— start —
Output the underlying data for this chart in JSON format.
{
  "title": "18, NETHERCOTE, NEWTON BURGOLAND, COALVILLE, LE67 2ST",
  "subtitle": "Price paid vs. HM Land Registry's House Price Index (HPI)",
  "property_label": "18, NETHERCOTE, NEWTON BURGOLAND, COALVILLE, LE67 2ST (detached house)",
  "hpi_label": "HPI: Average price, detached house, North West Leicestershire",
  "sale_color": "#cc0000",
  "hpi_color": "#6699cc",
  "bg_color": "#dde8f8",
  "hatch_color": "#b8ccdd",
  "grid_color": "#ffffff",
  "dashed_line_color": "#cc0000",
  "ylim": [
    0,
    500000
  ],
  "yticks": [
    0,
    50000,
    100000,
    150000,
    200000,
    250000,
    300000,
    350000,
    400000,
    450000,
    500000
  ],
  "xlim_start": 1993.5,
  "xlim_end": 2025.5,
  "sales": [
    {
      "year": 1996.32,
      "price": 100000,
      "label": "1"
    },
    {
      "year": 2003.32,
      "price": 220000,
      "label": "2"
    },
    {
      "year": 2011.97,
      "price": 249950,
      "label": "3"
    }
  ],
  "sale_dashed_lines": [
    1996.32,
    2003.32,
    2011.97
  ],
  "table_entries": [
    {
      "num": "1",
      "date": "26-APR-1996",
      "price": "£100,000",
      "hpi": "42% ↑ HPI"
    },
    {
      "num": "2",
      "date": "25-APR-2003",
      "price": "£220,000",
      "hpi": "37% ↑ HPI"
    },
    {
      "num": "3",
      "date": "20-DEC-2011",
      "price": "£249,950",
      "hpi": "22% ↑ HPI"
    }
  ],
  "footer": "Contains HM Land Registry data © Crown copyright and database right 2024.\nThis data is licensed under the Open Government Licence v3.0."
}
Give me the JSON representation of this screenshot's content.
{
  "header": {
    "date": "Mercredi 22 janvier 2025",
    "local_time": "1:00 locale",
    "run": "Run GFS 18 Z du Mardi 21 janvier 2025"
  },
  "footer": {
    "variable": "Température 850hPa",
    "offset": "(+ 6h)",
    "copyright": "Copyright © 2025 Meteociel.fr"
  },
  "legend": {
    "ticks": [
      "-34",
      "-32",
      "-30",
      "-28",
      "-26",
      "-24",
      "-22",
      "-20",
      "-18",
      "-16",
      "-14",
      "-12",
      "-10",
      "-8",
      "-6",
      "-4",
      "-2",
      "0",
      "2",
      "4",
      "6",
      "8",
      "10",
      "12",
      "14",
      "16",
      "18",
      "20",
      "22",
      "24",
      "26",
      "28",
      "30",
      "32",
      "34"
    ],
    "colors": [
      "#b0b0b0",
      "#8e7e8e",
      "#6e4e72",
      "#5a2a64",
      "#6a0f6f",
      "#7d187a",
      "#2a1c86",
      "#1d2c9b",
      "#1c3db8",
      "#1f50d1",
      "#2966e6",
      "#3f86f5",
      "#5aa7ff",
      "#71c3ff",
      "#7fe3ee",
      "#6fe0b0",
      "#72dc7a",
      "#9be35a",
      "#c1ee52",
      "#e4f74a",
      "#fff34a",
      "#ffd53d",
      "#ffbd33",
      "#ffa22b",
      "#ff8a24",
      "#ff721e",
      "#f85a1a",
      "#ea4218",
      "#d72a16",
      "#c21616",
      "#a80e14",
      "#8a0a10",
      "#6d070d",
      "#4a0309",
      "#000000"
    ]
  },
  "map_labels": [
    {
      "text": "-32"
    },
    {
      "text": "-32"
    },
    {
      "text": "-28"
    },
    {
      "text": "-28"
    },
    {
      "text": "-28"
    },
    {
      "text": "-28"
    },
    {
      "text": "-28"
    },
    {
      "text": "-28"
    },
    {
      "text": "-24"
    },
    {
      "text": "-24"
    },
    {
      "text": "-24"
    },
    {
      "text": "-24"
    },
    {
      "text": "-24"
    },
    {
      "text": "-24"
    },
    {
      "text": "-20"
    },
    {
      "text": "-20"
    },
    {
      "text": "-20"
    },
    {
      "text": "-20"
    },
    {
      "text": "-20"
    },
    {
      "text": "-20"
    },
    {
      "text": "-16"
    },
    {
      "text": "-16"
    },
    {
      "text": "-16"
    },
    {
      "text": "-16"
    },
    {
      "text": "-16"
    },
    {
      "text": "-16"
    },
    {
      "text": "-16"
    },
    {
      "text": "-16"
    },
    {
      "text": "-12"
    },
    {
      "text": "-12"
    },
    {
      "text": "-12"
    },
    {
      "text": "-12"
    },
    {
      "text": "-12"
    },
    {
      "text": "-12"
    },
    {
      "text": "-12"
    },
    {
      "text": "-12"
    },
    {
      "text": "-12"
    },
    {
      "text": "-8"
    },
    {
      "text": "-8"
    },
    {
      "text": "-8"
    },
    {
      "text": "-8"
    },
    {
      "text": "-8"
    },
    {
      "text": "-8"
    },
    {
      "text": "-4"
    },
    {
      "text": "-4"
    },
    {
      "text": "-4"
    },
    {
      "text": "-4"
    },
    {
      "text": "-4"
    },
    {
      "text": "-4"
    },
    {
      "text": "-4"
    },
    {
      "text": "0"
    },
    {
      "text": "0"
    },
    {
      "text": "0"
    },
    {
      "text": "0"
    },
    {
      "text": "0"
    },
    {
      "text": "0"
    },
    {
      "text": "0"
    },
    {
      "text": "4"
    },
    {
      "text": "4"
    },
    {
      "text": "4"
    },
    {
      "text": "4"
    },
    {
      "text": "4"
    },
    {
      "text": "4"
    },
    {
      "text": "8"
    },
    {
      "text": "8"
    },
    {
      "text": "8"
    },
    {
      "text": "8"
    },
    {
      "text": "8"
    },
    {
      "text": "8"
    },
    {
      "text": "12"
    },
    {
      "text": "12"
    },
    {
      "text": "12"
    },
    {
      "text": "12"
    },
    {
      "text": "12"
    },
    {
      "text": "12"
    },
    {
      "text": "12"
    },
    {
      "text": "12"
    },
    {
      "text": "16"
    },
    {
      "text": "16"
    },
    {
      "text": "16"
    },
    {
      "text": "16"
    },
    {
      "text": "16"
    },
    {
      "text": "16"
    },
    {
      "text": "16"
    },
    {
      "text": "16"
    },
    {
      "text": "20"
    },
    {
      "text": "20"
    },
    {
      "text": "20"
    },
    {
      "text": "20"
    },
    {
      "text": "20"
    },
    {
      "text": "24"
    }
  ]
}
— end —
Word for word, restate all of the data shown above.

*Written answer:*
Output the underlying data for this chart in JSON format.
{
  "title": "18, NETHERCOTE, NEWTON BURGOLAND, COALVILLE, LE67 2ST",
  "subtitle": "Price paid vs. HM Land Registry's House Price Index (HPI)",
  "property_label": "18, NETHERCOTE, NEWTON BURGOLAND, COALVILLE, LE67 2ST (detached house)",
  "hpi_label": "HPI: Average price, detached house, North West Leicestershire",
  "sale_color": "#cc0000",
  "hpi_color": "#6699cc",
  "bg_color": "#dde8f8",
  "hatch_color": "#b8ccdd",
  "grid_color": "#ffffff",
  "dashed_line_color": "#cc0000",
  "ylim": [
    0,
    500000
  ],
  "yticks": [
    0,
    50000,
    100000,
    150000,
    200000,
    250000,
    300000,
    350000,
    400000,
    450000,
    500000
  ],
  "xlim_start": 1993.5,
  "xlim_end": 2025.5,
  "sales": [
    {
      "year": 1996.32,
      "price": 100000,
      "label": "1"
    },
    {
      "year": 2003.32,
      "price": 220000,
      "label": "2"
    },
    {
      "year": 2011.97,
      "price": 249950,
      "label": "3"
    }
  ],
  "sale_dashed_lines": [
    1996.32,
    2003.32,
    2011.97
  ],
  "table_entries": [
    {
      "num": "1",
      "date": "26-APR-1996",
      "price": "£100,000",
      "hpi": "42% ↑ HPI"
    },
    {
      "num": "2",
      "date": "25-APR-2003",
      "price": "£220,000",
      "hpi": "37% ↑ HPI"
    },
    {
      "num": "3",
      "date": "20-DEC-2011",
      "price": "£249,950",
      "hpi": "22% ↑ HPI"
    }
  ],
  "footer": "Contains HM Land Registry data © Crown copyright and database right 2024.\nThis data is licensed under the Open Government Licence v3.0."
}
Give me the JSON representation of this screenshot's content.
{
  "header": {
    "date": "Mercredi 22 janvier 2025",
    "local_time": "1:00 locale",
    "run": "Run GFS 18 Z du Mardi 21 janvier 2025"
  },
  "footer": {
    "variable": "Température 850hPa",
    "offset": "(+ 6h)",
    "copyright": "Copyright © 2025 Meteociel.fr"
  },
  "legend": {
    "ticks": [
      "-34",
      "-32",
      "-30",
      "-28",
      "-26",
      "-24",
      "-22",
      "-20",
      "-18",
      "-16",
      "-14",
      "-12",
      "-10",
      "-8",
      "-6",
      "-4",
      "-2",
      "0",
      "2",
      "4",
      "6",
      "8",
      "10",
      "12",
      "14",
      "16",
      "18",
      "20",
      "22",
      "24",
      "26",
      "28",
      "30",
      "32",
      "34"
    ],
    "colors": [
      "#b0b0b0",
      "#8e7e8e",
      "#6e4e72",
      "#5a2a64",
      "#6a0f6f",
      "#7d187a",
      "#2a1c86",
      "#1d2c9b",
      "#1c3db8",
      "#1f50d1",
      "#2966e6",
      "#3f86f5",
      "#5aa7ff",
      "#71c3ff",
      "#7fe3ee",
      "#6fe0b0",
      "#72dc7a",
      "#9be35a",
      "#c1ee52",
      "#e4f74a",
      "#fff34a",
      "#ffd53d",
      "#ffbd33",
      "#ffa22b",
      "#ff8a24",
      "#ff721e",
      "#f85a1a",
      "#ea4218",
      "#d72a16",
      "#c21616",
      "#a80e14",
      "#8a0a10",
      "#6d070d",
      "#4a0309",
      "#000000"
    ]
  },
  "map_labels": [
    {
      "text": "-32"
    },
    {
      "text": "-32"
    },
    {
      "text": "-28"
    },
    {
      "text": "-28"
    },
    {
      "text": "-28"
    },
    {
      "text": "-28"
    },
    {
      "text": "-28"
    },
    {
      "text": "-28"
    },
    {
      "text": "-24"
    },
    {
      "text": "-24"
    },
    {
      "text": "-24"
    },
    {
      "text": "-24"
    },
    {
      "text": "-24"
    },
    {
      "text": "-24"
    },
    {
      "text": "-20"
    },
    {
      "text": "-20"
    },
    {
      "text": "-20"
    },
    {
      "text": "-20"
    },
    {
      "text": "-20"
    },
    {
      "text": "-20"
    },
    {
      "text": "-16"
    },
    {
      "text": "-16"
    },
    {
      "text": "-16"
    },
    {
      "text": "-16"
    },
    {
      "text": "-16"
    },
    {
      "text": "-16"
    },
    {
      "text": "-16"
    },
    {
      "text": "-16"
    },
    {
      "text": "-12"
    },
    {
      "text": "-12"
    },
    {
      "text": "-12"
    },
    {
      "text": "-12"
    },
    {
      "text": "-12"
    },
    {
      "text": "-12"
    },
    {
      "text": "-12"
    },
    {
      "text": "-12"
    },
    {
      "text": "-12"
    },
    {
      "text": "-8"
    },
    {
      "text": "-8"
    },
    {
      "text": "-8"
    },
    {
      "text": "-8"
    },
    {
      "text": "-8"
    },
    {
      "text": "-8"
    },
    {
      "text": "-4"
    },
    {
      "text": "-4"
    },
    {
      "text": "-4"
    },
    {
      "text": "-4"
    },
    {
      "text": "-4"
    },
    {
      "text": "-4"
    },
    {
      "text": "-4"
    },
    {
      "text": "0"
    },
    {
      "text": "0"
    },
    {
      "text": "0"
    },
    {
      "text": "0"
    },
    {
      "text": "0"
    },
    {
      "text": "0"
    },
    {
      "text": "0"
    },
    {
      "text": "4"
    },
    {
      "text": "4"
    },
    {
      "text": "4"
    },
    {
      "text": "4"
    },
    {
      "text": "4"
    },
    {
      "text": "4"
    },
    {
      "text": "8"
    },
    {
      "text": "8"
    },
    {
      "text": "8"
    },
    {
      "text": "8"
    },
    {
      "text": "8"
    },
    {
      "text": "8"
    },
    {
      "text": "12"
    },
    {
      "text": "12"
    },
    {
      "text": "12"
    },
    {
      "text": "12"
    },
    {
      "text": "12"
    },
    {
      "text": "12"
    },
    {
      "text": "12"
    },
    {
      "text": "12"
    },
    {
      "text": "16"
    },
    {
      "text": "16"
    },
    {
      "text": "16"
    },
    {
      "text": "16"
    },
    {
      "text": "16"
    },
    {
      "text": "16"
    },
    {
      "text": "16"
    },
    {
      "text": "16"
    },
    {
      "text": "20"
    },
    {
      "text": "20"
    },
    {
      "text": "20"
    },
    {
      "text": "20"
    },
    {
      "text": "20"
    },
    {
      "text": "24"
    }
  ]
}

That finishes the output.